Extracts from a graphics dataset:
-*-*-

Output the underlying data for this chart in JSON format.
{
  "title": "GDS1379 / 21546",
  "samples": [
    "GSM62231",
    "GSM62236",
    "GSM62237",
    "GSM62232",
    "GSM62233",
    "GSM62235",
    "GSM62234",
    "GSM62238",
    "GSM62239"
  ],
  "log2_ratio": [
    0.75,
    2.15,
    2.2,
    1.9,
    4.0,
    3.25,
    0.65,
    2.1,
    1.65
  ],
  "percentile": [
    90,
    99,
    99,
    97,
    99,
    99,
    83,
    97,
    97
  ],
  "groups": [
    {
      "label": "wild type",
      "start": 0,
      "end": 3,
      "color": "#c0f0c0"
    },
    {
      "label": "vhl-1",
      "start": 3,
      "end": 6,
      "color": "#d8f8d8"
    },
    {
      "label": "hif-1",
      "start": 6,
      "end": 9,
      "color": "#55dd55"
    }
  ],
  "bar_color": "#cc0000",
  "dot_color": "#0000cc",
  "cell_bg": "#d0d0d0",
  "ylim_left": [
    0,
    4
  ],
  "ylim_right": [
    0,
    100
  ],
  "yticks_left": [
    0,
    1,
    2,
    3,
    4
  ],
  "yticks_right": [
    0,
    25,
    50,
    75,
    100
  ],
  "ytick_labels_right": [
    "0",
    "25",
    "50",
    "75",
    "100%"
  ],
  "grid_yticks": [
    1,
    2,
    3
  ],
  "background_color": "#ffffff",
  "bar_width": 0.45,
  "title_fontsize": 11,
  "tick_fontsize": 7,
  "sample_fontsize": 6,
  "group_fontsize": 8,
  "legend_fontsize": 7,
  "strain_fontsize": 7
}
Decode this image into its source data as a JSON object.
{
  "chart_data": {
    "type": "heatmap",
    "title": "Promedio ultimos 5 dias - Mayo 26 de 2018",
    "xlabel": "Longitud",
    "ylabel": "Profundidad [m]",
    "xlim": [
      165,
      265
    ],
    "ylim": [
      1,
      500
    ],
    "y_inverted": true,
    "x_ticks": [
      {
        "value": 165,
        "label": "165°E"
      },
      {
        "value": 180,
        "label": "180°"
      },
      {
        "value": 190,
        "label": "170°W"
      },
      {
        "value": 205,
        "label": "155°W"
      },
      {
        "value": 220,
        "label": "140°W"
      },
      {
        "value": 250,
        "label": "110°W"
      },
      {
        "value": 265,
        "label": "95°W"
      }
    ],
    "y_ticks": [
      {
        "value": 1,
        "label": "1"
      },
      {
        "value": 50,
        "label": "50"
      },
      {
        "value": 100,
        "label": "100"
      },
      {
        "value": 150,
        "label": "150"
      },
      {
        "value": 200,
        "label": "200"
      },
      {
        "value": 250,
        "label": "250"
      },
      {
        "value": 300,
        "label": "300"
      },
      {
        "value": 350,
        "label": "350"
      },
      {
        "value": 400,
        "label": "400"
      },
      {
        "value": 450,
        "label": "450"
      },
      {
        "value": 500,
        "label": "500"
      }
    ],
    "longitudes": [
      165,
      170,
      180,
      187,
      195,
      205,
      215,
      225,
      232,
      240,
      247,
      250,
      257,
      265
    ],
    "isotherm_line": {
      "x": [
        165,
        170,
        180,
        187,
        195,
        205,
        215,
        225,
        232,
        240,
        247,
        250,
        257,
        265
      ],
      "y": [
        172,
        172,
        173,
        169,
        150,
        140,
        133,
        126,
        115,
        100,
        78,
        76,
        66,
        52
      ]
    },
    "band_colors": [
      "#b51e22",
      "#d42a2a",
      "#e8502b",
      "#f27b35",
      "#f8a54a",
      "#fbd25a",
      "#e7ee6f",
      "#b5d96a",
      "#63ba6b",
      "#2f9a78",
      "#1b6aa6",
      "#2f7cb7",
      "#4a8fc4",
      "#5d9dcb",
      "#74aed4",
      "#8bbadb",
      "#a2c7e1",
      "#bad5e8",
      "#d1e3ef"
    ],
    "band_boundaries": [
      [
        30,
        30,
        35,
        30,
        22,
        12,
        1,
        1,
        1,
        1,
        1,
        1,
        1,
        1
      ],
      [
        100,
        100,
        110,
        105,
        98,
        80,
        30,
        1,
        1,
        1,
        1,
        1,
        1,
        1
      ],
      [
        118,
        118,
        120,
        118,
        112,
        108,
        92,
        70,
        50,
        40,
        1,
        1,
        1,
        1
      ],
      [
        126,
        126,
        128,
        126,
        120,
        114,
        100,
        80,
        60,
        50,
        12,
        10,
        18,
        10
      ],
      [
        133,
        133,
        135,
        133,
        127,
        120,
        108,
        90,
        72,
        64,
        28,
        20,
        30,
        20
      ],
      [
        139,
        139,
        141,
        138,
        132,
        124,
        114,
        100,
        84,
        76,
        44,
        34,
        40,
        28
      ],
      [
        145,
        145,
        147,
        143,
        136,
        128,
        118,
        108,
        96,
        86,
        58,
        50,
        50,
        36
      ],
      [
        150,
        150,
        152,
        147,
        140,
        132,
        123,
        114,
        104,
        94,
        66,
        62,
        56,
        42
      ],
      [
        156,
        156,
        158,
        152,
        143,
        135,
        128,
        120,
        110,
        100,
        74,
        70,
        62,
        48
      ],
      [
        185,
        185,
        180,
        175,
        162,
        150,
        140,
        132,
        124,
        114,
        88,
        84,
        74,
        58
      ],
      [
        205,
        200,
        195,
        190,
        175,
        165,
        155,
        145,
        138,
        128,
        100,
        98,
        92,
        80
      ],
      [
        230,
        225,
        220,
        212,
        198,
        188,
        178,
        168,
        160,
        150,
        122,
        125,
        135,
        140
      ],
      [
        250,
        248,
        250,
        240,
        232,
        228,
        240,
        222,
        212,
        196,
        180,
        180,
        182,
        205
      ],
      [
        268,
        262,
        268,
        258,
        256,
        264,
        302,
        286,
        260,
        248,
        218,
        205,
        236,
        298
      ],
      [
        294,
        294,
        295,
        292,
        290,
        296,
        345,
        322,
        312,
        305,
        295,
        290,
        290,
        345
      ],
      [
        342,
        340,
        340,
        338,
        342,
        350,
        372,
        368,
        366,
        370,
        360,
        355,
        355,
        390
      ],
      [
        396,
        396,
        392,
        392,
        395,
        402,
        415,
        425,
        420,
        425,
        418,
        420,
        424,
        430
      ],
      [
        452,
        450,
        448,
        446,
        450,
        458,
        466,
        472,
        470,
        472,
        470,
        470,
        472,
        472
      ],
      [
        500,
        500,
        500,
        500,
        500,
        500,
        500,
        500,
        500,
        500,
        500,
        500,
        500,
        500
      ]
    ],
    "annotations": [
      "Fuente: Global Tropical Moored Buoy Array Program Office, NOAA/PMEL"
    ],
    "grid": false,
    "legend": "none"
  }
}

-*-*-

WORK TO BE COMPLETED: Working from the material above, retype it in its entirety without change.

EXPECTED OUTPUT:
Output the underlying data for this chart in JSON format.
{
  "title": "GDS1379 / 21546",
  "samples": [
    "GSM62231",
    "GSM62236",
    "GSM62237",
    "GSM62232",
    "GSM62233",
    "GSM62235",
    "GSM62234",
    "GSM62238",
    "GSM62239"
  ],
  "log2_ratio": [
    0.75,
    2.15,
    2.2,
    1.9,
    4.0,
    3.25,
    0.65,
    2.1,
    1.65
  ],
  "percentile": [
    90,
    99,
    99,
    97,
    99,
    99,
    83,
    97,
    97
  ],
  "groups": [
    {
      "label": "wild type",
      "start": 0,
      "end": 3,
      "color": "#c0f0c0"
    },
    {
      "label": "vhl-1",
      "start": 3,
      "end": 6,
      "color": "#d8f8d8"
    },
    {
      "label": "hif-1",
      "start": 6,
      "end": 9,
      "color": "#55dd55"
    }
  ],
  "bar_color": "#cc0000",
  "dot_color": "#0000cc",
  "cell_bg": "#d0d0d0",
  "ylim_left": [
    0,
    4
  ],
  "ylim_right": [
    0,
    100
  ],
  "yticks_left": [
    0,
    1,
    2,
    3,
    4
  ],
  "yticks_right": [
    0,
    25,
    50,
    75,
    100
  ],
  "ytick_labels_right": [
    "0",
    "25",
    "50",
    "75",
    "100%"
  ],
  "grid_yticks": [
    1,
    2,
    3
  ],
  "background_color": "#ffffff",
  "bar_width": 0.45,
  "title_fontsize": 11,
  "tick_fontsize": 7,
  "sample_fontsize": 6,
  "group_fontsize": 8,
  "legend_fontsize": 7,
  "strain_fontsize": 7
}
Decode this image into its source data as a JSON object.
{
  "chart_data": {
    "type": "heatmap",
    "title": "Promedio ultimos 5 dias - Mayo 26 de 2018",
    "xlabel": "Longitud",
    "ylabel": "Profundidad [m]",
    "xlim": [
      165,
      265
    ],
    "ylim": [
      1,
      500
    ],
    "y_inverted": true,
    "x_ticks": [
      {
        "value": 165,
        "label": "165°E"
      },
      {
        "value": 180,
        "label": "180°"
      },
      {
        "value": 190,
        "label": "170°W"
      },
      {
        "value": 205,
        "label": "155°W"
      },
      {
        "value": 220,
        "label": "140°W"
      },
      {
        "value": 250,
        "label": "110°W"
      },
      {
        "value": 265,
        "label": "95°W"
      }
    ],
    "y_ticks": [
      {
        "value": 1,
        "label": "1"
      },
      {
        "value": 50,
        "label": "50"
      },
      {
        "value": 100,
        "label": "100"
      },
      {
        "value": 150,
        "label": "150"
      },
      {
        "value": 200,
        "label": "200"
      },
      {
        "value": 250,
        "label": "250"
      },
      {
        "value": 300,
        "label": "300"
      },
      {
        "value": 350,
        "label": "350"
      },
      {
        "value": 400,
        "label": "400"
      },
      {
        "value": 450,
        "label": "450"
      },
      {
        "value": 500,
        "label": "500"
      }
    ],
    "longitudes": [
      165,
      170,
      180,
      187,
      195,
      205,
      215,
      225,
      232,
      240,
      247,
      250,
      257,
      265
    ],
    "isotherm_line": {
      "x": [
        165,
        170,
        180,
        187,
        195,
        205,
        215,
        225,
        232,
        240,
        247,
        250,
        257,
        265
      ],
      "y": [
        172,
        172,
        173,
        169,
        150,
        140,
        133,
        126,
        115,
        100,
        78,
        76,
        66,
        52
      ]
    },
    "band_colors": [
      "#b51e22",
      "#d42a2a",
      "#e8502b",
      "#f27b35",
      "#f8a54a",
      "#fbd25a",
      "#e7ee6f",
      "#b5d96a",
      "#63ba6b",
      "#2f9a78",
      "#1b6aa6",
      "#2f7cb7",
      "#4a8fc4",
      "#5d9dcb",
      "#74aed4",
      "#8bbadb",
      "#a2c7e1",
      "#bad5e8",
      "#d1e3ef"
    ],
    "band_boundaries": [
      [
        30,
        30,
        35,
        30,
        22,
        12,
        1,
        1,
        1,
        1,
        1,
        1,
        1,
        1
      ],
      [
        100,
        100,
        110,
        105,
        98,
        80,
        30,
        1,
        1,
        1,
        1,
        1,
        1,
        1
      ],
      [
        118,
        118,
        120,
        118,
        112,
        108,
        92,
        70,
        50,
        40,
        1,
        1,
        1,
        1
      ],
      [
        126,
        126,
        128,
        126,
        120,
        114,
        100,
        80,
        60,
        50,
        12,
        10,
        18,
        10
      ],
      [
        133,
        133,
        135,
        133,
        127,
        120,
        108,
        90,
        72,
        64,
        28,
        20,
        30,
        20
      ],
      [
        139,
        139,
        141,
        138,
        132,
        124,
        114,
        100,
        84,
        76,
        44,
        34,
        40,
        28
      ],
      [
        145,
        145,
        147,
        143,
        136,
        128,
        118,
        108,
        96,
        86,
        58,
        50,
        50,
        36
      ],
      [
        150,
        150,
        152,
        147,
        140,
        132,
        123,
        114,
        104,
        94,
        66,
        62,
        56,
        42
      ],
      [
        156,
        156,
        158,
        152,
        143,
        135,
        128,
        120,
        110,
        100,
        74,
        70,
        62,
        48
      ],
      [
        185,
        185,
        180,
        175,
        162,
        150,
        140,
        132,
        124,
        114,
        88,
        84,
        74,
        58
      ],
      [
        205,
        200,
        195,
        190,
        175,
        165,
        155,
        145,
        138,
        128,
        100,
        98,
        92,
        80
      ],
      [
        230,
        225,
        220,
        212,
        198,
        188,
        178,
        168,
        160,
        150,
        122,
        125,
        135,
        140
      ],
      [
        250,
        248,
        250,
        240,
        232,
        228,
        240,
        222,
        212,
        196,
        180,
        180,
        182,
        205
      ],
      [
        268,
        262,
        268,
        258,
        256,
        264,
        302,
        286,
        260,
        248,
        218,
        205,
        236,
        298
      ],
      [
        294,
        294,
        295,
        292,
        290,
        296,
        345,
        322,
        312,
        305,
        295,
        290,
        290,
        345
      ],
      [
        342,
        340,
        340,
        338,
        342,
        350,
        372,
        368,
        366,
        370,
        360,
        355,
        355,
        390
      ],
      [
        396,
        396,
        392,
        392,
        395,
        402,
        415,
        425,
        420,
        425,
        418,
        420,
        424,
        430
      ],
      [
        452,
        450,
        448,
        446,
        450,
        458,
        466,
        472,
        470,
        472,
        470,
        470,
        472,
        472
      ],
      [
        500,
        500,
        500,
        500,
        500,
        500,
        500,
        500,
        500,
        500,
        500,
        500,
        500,
        500
      ]
    ],
    "annotations": [
      "Fuente: Global Tropical Moored Buoy Array Program Office, NOAA/PMEL"
    ],
    "grid": false,
    "legend": "none"
  }
}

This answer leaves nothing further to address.